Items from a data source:
[start]

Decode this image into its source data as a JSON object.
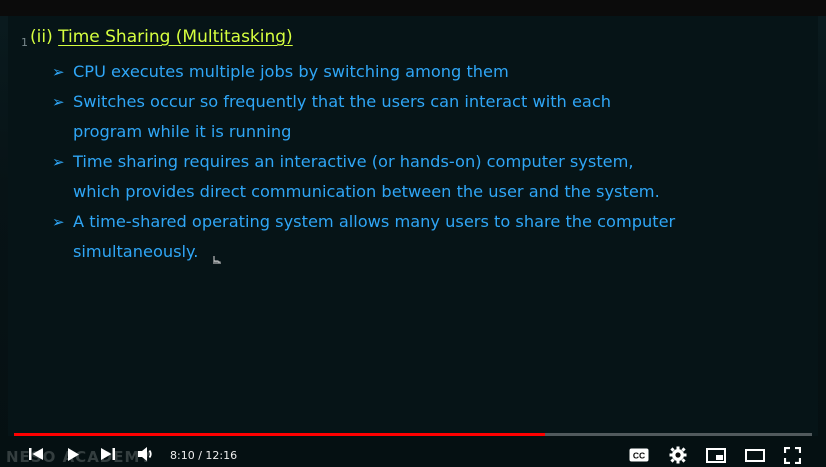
{
  "slide": {
    "number": "1",
    "heading_prefix": "(ii)",
    "heading_title": "Time Sharing (Multitasking)",
    "bullets": [
      {
        "lines": [
          "CPU executes multiple jobs by switching among them"
        ]
      },
      {
        "lines": [
          "Switches occur so frequently that the users can interact with each",
          "program while it is running"
        ]
      },
      {
        "lines": [
          "Time sharing requires an interactive (or hands-on) computer system,",
          "which provides direct communication between the user and the system."
        ]
      },
      {
        "lines": [
          "A time-shared operating system allows many users to share the computer",
          "simultaneously."
        ]
      }
    ],
    "bullet_symbol": "➢"
  },
  "watermark": "NESO ACADEMY",
  "player": {
    "current_time": "8:10",
    "duration": "12:16",
    "time_display": "8:10 / 12:16",
    "progress_fraction": 0.666,
    "progress_color": "#ff0000",
    "icons": [
      "previous-icon",
      "play-icon",
      "next-icon",
      "volume-icon",
      "captions-icon",
      "settings-icon",
      "miniplayer-icon",
      "theater-mode-icon",
      "fullscreen-icon"
    ],
    "captions_label": "CC"
  },
  "colors": {
    "heading": "#d6ff3f",
    "bullet_text": "#2fa6f6",
    "background": "#061417"
  }
}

[end]

## WHAT YOU SHOULD DO
Pull every line containing "system" out of the data above.

## RESPONSE FOR THIS EXERCISE
          "Time sharing requires an interactive (or hands-on) computer system,",
          "which provides direct communication between the user and the system."
          "A time-shared operating system allows many users to share the computer",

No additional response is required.